Give back all the data exactly, line by line.

* Dataset records:
>>>

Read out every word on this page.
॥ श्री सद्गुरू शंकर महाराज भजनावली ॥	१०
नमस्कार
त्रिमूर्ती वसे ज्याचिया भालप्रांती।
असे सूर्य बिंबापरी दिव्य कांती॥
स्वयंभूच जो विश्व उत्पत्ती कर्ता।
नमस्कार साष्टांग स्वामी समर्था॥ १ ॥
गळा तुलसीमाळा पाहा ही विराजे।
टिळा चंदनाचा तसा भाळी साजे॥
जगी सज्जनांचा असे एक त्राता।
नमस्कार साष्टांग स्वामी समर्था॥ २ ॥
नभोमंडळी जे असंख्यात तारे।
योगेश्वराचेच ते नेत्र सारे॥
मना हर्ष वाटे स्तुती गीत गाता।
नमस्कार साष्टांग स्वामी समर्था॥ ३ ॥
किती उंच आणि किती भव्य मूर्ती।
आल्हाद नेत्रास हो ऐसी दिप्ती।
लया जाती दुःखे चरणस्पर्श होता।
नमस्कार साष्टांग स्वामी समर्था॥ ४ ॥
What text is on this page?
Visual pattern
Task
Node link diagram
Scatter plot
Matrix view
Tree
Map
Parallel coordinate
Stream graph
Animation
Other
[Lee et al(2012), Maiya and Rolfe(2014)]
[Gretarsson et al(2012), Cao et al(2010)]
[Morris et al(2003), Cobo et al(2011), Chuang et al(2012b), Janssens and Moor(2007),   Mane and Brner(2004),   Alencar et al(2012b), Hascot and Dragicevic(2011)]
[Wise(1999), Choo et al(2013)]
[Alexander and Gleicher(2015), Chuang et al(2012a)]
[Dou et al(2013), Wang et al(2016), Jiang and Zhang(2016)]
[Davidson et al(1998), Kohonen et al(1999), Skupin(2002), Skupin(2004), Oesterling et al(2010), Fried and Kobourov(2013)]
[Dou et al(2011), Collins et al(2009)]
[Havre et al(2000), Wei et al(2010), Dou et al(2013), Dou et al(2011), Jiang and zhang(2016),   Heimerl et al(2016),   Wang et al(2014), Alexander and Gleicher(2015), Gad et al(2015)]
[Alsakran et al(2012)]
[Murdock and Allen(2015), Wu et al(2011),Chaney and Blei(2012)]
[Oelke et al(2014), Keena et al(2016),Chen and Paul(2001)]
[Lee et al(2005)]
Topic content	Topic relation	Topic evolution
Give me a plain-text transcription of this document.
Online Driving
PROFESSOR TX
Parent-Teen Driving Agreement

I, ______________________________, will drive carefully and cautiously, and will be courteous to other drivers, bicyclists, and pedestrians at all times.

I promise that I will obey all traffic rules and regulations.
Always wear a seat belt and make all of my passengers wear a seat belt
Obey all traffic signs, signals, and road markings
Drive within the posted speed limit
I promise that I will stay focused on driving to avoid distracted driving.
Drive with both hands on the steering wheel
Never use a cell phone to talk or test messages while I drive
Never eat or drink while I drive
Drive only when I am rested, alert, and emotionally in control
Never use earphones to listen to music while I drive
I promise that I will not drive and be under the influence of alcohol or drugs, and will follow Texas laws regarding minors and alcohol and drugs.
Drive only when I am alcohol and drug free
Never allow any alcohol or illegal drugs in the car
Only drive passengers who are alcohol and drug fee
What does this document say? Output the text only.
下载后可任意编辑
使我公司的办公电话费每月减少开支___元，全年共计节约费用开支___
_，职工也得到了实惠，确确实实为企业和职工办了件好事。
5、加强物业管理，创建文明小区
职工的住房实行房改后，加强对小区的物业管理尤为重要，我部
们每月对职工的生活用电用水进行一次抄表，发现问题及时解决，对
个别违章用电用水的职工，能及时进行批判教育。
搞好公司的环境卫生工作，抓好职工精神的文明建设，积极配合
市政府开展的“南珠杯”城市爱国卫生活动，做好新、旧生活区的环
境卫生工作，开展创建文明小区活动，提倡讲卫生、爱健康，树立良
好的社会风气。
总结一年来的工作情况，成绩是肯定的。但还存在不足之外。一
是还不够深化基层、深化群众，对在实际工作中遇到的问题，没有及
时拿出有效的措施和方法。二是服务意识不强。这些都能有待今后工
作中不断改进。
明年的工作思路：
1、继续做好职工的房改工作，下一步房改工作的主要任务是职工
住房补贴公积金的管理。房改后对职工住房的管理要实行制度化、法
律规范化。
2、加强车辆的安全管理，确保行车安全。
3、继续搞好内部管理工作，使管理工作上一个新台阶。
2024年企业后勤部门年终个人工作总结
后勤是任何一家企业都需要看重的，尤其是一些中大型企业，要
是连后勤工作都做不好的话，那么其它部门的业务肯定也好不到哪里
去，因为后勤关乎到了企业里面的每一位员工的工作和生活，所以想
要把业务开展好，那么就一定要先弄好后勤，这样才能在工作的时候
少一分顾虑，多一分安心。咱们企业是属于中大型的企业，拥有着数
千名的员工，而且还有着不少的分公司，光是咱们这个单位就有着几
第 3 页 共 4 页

<<<

* Answer to the task:
Read out every word on this page.
॥ श्री सद्गुरू शंकर महाराज भजनावली ॥	१०
नमस्कार
त्रिमूर्ती वसे ज्याचिया भालप्रांती।
असे सूर्य बिंबापरी दिव्य कांती॥
स्वयंभूच जो विश्व उत्पत्ती कर्ता।
नमस्कार साष्टांग स्वामी समर्था॥ १ ॥
गळा तुलसीमाळा पाहा ही विराजे।
टिळा चंदनाचा तसा भाळी साजे॥
जगी सज्जनांचा असे एक त्राता।
नमस्कार साष्टांग स्वामी समर्था॥ २ ॥
नभोमंडळी जे असंख्यात तारे।
योगेश्वराचेच ते नेत्र सारे॥
मना हर्ष वाटे स्तुती गीत गाता।
नमस्कार साष्टांग स्वामी समर्था॥ ३ ॥
किती उंच आणि किती भव्य मूर्ती।
आल्हाद नेत्रास हो ऐसी दिप्ती।
लया जाती दुःखे चरणस्पर्श होता।
नमस्कार साष्टांग स्वामी समर्था॥ ४ ॥
What text is on this page?
Visual pattern
Task
Node link diagram
Scatter plot
Matrix view
Tree
Map
Parallel coordinate
Stream graph
Animation
Other
[Lee et al(2012), Maiya and Rolfe(2014)]
[Gretarsson et al(2012), Cao et al(2010)]
[Morris et al(2003), Cobo et al(2011), Chuang et al(2012b), Janssens and Moor(2007),   Mane and Brner(2004),   Alencar et al(2012b), Hascot and Dragicevic(2011)]
[Wise(1999), Choo et al(2013)]
[Alexander and Gleicher(2015), Chuang et al(2012a)]
[Dou et al(2013), Wang et al(2016), Jiang and Zhang(2016)]
[Davidson et al(1998), Kohonen et al(1999), Skupin(2002), Skupin(2004), Oesterling et al(2010), Fried and Kobourov(2013)]
[Dou et al(2011), Collins et al(2009)]
[Havre et al(2000), Wei et al(2010), Dou et al(2013), Dou et al(2011), Jiang and zhang(2016),   Heimerl et al(2016),   Wang et al(2014), Alexander and Gleicher(2015), Gad et al(2015)]
[Alsakran et al(2012)]
[Murdock and Allen(2015), Wu et al(2011),Chaney and Blei(2012)]
[Oelke et al(2014), Keena et al(2016),Chen and Paul(2001)]
[Lee et al(2005)]
Topic content	Topic relation	Topic evolution
Give me a plain-text transcription of this document.
Online Driving
PROFESSOR TX
Parent-Teen Driving Agreement

I, ______________________________, will drive carefully and cautiously, and will be courteous to other drivers, bicyclists, and pedestrians at all times.

I promise that I will obey all traffic rules and regulations.
Always wear a seat belt and make all of my passengers wear a seat belt
Obey all traffic signs, signals, and road markings
Drive within the posted speed limit
I promise that I will stay focused on driving to avoid distracted driving.
Drive with both hands on the steering wheel
Never use a cell phone to talk or test messages while I drive
Never eat or drink while I drive
Drive only when I am rested, alert, and emotionally in control
Never use earphones to listen to music while I drive
I promise that I will not drive and be under the influence of alcohol or drugs, and will follow Texas laws regarding minors and alcohol and drugs.
Drive only when I am alcohol and drug free
Never allow any alcohol or illegal drugs in the car
Only drive passengers who are alcohol and drug fee
What does this document say? Output the text only.
下载后可任意编辑
使我公司的办公电话费每月减少开支___元，全年共计节约费用开支___
_，职工也得到了实惠，确确实实为企业和职工办了件好事。
5、加强物业管理，创建文明小区
职工的住房实行房改后，加强对小区的物业管理尤为重要，我部
们每月对职工的生活用电用水进行一次抄表，发现问题及时解决，对
个别违章用电用水的职工，能及时进行批判教育。
搞好公司的环境卫生工作，抓好职工精神的文明建设，积极配合
市政府开展的“南珠杯”城市爱国卫生活动，做好新、旧生活区的环
境卫生工作，开展创建文明小区活动，提倡讲卫生、爱健康，树立良
好的社会风气。
总结一年来的工作情况，成绩是肯定的。但还存在不足之外。一
是还不够深化基层、深化群众，对在实际工作中遇到的问题，没有及
时拿出有效的措施和方法。二是服务意识不强。这些都能有待今后工
作中不断改进。
明年的工作思路：
1、继续做好职工的房改工作，下一步房改工作的主要任务是职工
住房补贴公积金的管理。房改后对职工住房的管理要实行制度化、法
律规范化。
2、加强车辆的安全管理，确保行车安全。
3、继续搞好内部管理工作，使管理工作上一个新台阶。
2024年企业后勤部门年终个人工作总结
后勤是任何一家企业都需要看重的，尤其是一些中大型企业，要
是连后勤工作都做不好的话，那么其它部门的业务肯定也好不到哪里
去，因为后勤关乎到了企业里面的每一位员工的工作和生活，所以想
要把业务开展好，那么就一定要先弄好后勤，这样才能在工作的时候
少一分顾虑，多一分安心。咱们企业是属于中大型的企业，拥有着数
千名的员工，而且还有着不少的分公司，光是咱们这个单位就有着几
第 3 页 共 4 页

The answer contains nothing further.